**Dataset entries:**
☆ ☆ ☆ ☆ ☆ ☆ ☆

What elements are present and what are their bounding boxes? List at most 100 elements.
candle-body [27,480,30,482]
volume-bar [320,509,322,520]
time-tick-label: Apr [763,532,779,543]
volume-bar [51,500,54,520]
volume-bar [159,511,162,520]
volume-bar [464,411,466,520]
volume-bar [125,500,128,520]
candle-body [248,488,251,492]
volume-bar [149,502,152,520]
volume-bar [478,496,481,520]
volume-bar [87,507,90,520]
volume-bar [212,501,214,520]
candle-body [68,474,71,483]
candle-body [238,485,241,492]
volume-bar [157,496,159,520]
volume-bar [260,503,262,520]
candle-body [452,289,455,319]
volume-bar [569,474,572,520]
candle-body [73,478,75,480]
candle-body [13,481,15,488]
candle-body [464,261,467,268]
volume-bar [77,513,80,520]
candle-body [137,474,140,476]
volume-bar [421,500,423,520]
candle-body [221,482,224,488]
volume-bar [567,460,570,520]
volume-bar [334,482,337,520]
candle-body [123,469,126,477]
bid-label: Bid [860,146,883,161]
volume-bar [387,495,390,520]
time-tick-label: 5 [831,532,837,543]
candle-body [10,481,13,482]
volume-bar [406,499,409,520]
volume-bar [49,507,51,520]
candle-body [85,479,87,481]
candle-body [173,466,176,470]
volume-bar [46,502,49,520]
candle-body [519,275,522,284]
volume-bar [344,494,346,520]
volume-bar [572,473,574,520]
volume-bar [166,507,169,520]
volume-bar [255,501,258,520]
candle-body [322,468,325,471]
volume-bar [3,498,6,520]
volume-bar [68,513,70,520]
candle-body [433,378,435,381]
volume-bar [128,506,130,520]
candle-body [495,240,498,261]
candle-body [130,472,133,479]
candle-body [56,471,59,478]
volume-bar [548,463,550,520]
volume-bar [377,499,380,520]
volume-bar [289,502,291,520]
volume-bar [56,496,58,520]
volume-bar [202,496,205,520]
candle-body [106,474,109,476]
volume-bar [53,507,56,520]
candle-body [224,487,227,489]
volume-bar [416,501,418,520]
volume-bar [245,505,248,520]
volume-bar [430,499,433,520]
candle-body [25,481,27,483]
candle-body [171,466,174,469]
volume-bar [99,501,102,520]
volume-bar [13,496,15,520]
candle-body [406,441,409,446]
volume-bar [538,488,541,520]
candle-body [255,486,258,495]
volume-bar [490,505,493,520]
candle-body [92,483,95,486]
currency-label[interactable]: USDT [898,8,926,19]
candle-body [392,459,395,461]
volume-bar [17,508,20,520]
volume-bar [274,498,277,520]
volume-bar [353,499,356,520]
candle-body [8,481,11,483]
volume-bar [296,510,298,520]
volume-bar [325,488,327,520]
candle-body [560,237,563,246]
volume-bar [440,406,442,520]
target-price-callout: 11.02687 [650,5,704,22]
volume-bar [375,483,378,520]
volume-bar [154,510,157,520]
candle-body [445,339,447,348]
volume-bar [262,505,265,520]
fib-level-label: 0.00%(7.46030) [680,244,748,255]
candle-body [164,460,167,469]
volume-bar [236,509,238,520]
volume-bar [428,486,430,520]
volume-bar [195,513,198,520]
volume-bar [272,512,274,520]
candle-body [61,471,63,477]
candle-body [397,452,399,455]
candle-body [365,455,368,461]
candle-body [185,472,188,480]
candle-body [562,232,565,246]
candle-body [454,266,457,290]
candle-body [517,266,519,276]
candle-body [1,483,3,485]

☆ ☆ ☆ ☆ ☆ ☆ ☆

Reproduce every line of the entries above verbatim.

What elements are present and what are their bounding boxes? List at most 100 elements.
candle-body [27,480,30,482]
volume-bar [320,509,322,520]
time-tick-label: Apr [763,532,779,543]
volume-bar [51,500,54,520]
volume-bar [159,511,162,520]
volume-bar [464,411,466,520]
volume-bar [125,500,128,520]
candle-body [248,488,251,492]
volume-bar [149,502,152,520]
volume-bar [478,496,481,520]
volume-bar [87,507,90,520]
volume-bar [212,501,214,520]
candle-body [68,474,71,483]
candle-body [238,485,241,492]
volume-bar [157,496,159,520]
volume-bar [260,503,262,520]
candle-body [452,289,455,319]
volume-bar [569,474,572,520]
candle-body [73,478,75,480]
candle-body [13,481,15,488]
candle-body [464,261,467,268]
volume-bar [77,513,80,520]
candle-body [137,474,140,476]
volume-bar [421,500,423,520]
candle-body [221,482,224,488]
volume-bar [567,460,570,520]
volume-bar [334,482,337,520]
candle-body [123,469,126,477]
bid-label: Bid [860,146,883,161]
volume-bar [387,495,390,520]
time-tick-label: 5 [831,532,837,543]
candle-body [10,481,13,482]
volume-bar [406,499,409,520]
volume-bar [49,507,51,520]
candle-body [85,479,87,481]
candle-body [173,466,176,470]
volume-bar [46,502,49,520]
candle-body [519,275,522,284]
volume-bar [344,494,346,520]
volume-bar [572,473,574,520]
volume-bar [166,507,169,520]
volume-bar [255,501,258,520]
candle-body [322,468,325,471]
volume-bar [3,498,6,520]
volume-bar [68,513,70,520]
candle-body [433,378,435,381]
volume-bar [128,506,130,520]
candle-body [495,240,498,261]
candle-body [130,472,133,479]
candle-body [56,471,59,478]
volume-bar [548,463,550,520]
volume-bar [377,499,380,520]
volume-bar [289,502,291,520]
volume-bar [56,496,58,520]
volume-bar [202,496,205,520]
candle-body [106,474,109,476]
volume-bar [53,507,56,520]
candle-body [224,487,227,489]
volume-bar [416,501,418,520]
volume-bar [245,505,248,520]
volume-bar [430,499,433,520]
candle-body [25,481,27,483]
candle-body [171,466,174,469]
volume-bar [99,501,102,520]
volume-bar [13,496,15,520]
candle-body [406,441,409,446]
volume-bar [538,488,541,520]
candle-body [255,486,258,495]
volume-bar [490,505,493,520]
candle-body [92,483,95,486]
currency-label[interactable]: USDT [898,8,926,19]
candle-body [392,459,395,461]
volume-bar [17,508,20,520]
volume-bar [274,498,277,520]
volume-bar [353,499,356,520]
candle-body [8,481,11,483]
volume-bar [296,510,298,520]
volume-bar [325,488,327,520]
candle-body [560,237,563,246]
volume-bar [440,406,442,520]
target-price-callout: 11.02687 [650,5,704,22]
volume-bar [375,483,378,520]
volume-bar [154,510,157,520]
candle-body [445,339,447,348]
volume-bar [262,505,265,520]
fib-level-label: 0.00%(7.46030) [680,244,748,255]
candle-body [164,460,167,469]
volume-bar [236,509,238,520]
volume-bar [428,486,430,520]
volume-bar [195,513,198,520]
volume-bar [272,512,274,520]
candle-body [61,471,63,477]
candle-body [397,452,399,455]
candle-body [365,455,368,461]
candle-body [185,472,188,480]
candle-body [562,232,565,246]
candle-body [454,266,457,290]
candle-body [517,266,519,276]
candle-body [1,483,3,485]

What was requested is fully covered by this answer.